Exercise details:
Pick out every line in the data below that holds "代表性成果".

■ ■ ■

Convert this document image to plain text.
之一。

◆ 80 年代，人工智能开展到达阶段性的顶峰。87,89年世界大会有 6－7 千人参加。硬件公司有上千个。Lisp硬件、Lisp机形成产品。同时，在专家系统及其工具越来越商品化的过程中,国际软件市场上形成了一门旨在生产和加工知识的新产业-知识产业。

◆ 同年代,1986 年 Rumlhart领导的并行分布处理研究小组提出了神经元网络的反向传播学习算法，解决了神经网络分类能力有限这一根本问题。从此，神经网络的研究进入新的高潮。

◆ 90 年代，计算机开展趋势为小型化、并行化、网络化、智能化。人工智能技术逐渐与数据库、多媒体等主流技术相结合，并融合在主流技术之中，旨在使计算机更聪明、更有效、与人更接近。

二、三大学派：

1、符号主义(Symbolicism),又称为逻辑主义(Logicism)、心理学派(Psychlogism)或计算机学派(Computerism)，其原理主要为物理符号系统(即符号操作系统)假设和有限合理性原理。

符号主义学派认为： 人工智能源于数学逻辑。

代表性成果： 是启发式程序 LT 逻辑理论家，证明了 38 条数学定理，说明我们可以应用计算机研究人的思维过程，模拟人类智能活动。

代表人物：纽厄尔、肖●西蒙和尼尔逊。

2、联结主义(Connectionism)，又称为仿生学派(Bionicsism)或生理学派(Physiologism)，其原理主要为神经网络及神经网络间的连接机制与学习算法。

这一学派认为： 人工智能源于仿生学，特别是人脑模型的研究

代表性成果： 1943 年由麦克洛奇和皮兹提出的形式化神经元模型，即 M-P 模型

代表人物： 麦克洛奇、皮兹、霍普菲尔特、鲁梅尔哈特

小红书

■ ■ ■

Answer:
代表性成果： 是启发式程序 LT 逻辑理论家，证明了 38 条数学定理，说明我们可以应用计算机研究人的思维过程，模拟人类智能活动。
代表性成果： 1943 年由麦克洛奇和皮兹提出的形式化神经元模型，即 M-P 模型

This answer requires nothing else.